THE PROBLEM ▸ The entries below should be quoted exactly, with no pictures carried over.

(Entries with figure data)
+--
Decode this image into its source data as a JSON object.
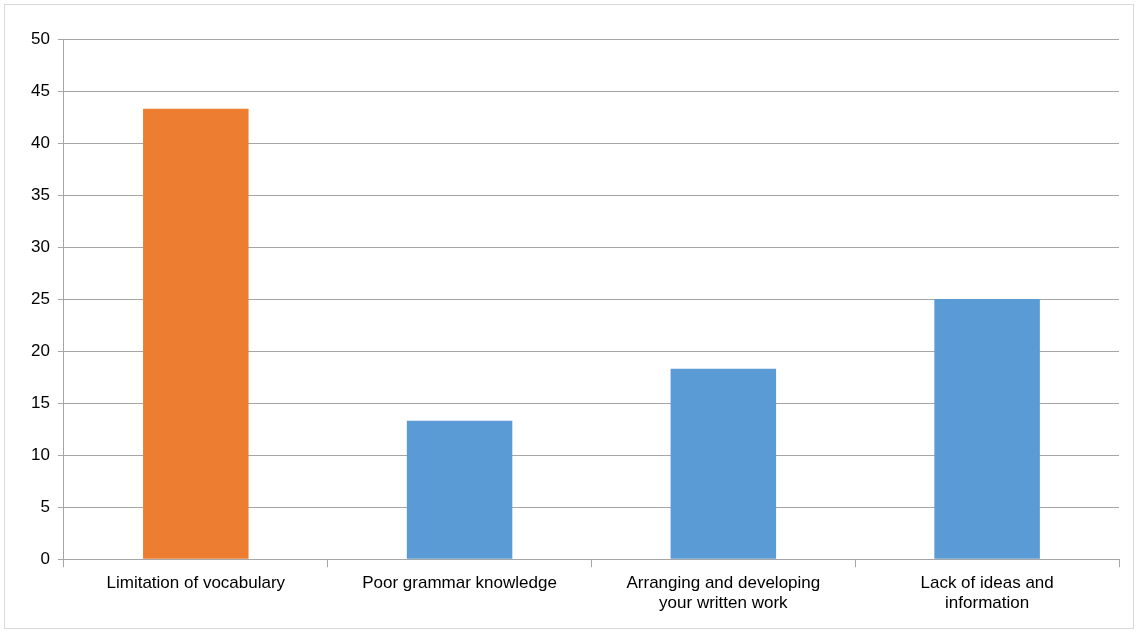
{
  "chart_data": {
    "type": "bar",
    "categories": [
      "Limitation of vocabulary",
      "Poor grammar knowledge",
      "Arranging and developing your written work",
      "Lack of ideas and information"
    ],
    "values": [
      43.3,
      13.3,
      18.3,
      25
    ],
    "colors": [
      "#ed7d31",
      "#5b9bd5",
      "#5b9bd5",
      "#5b9bd5"
    ],
    "ylim": [
      0,
      50
    ],
    "yticks": [
      0,
      5,
      10,
      15,
      20,
      25,
      30,
      35,
      40,
      45,
      50
    ],
    "grid": "y",
    "legend": false
  }
}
+--
THE RESPONSE ▸
Decode this image into its source data as a JSON object.
{
  "chart_data": {
    "type": "bar",
    "categories": [
      "Limitation of vocabulary",
      "Poor grammar knowledge",
      "Arranging and developing your written work",
      "Lack of ideas and information"
    ],
    "values": [
      43.3,
      13.3,
      18.3,
      25
    ],
    "colors": [
      "#ed7d31",
      "#5b9bd5",
      "#5b9bd5",
      "#5b9bd5"
    ],
    "ylim": [
      0,
      50
    ],
    "yticks": [
      0,
      5,
      10,
      15,
      20,
      25,
      30,
      35,
      40,
      45,
      50
    ],
    "grid": "y",
    "legend": false
  }
}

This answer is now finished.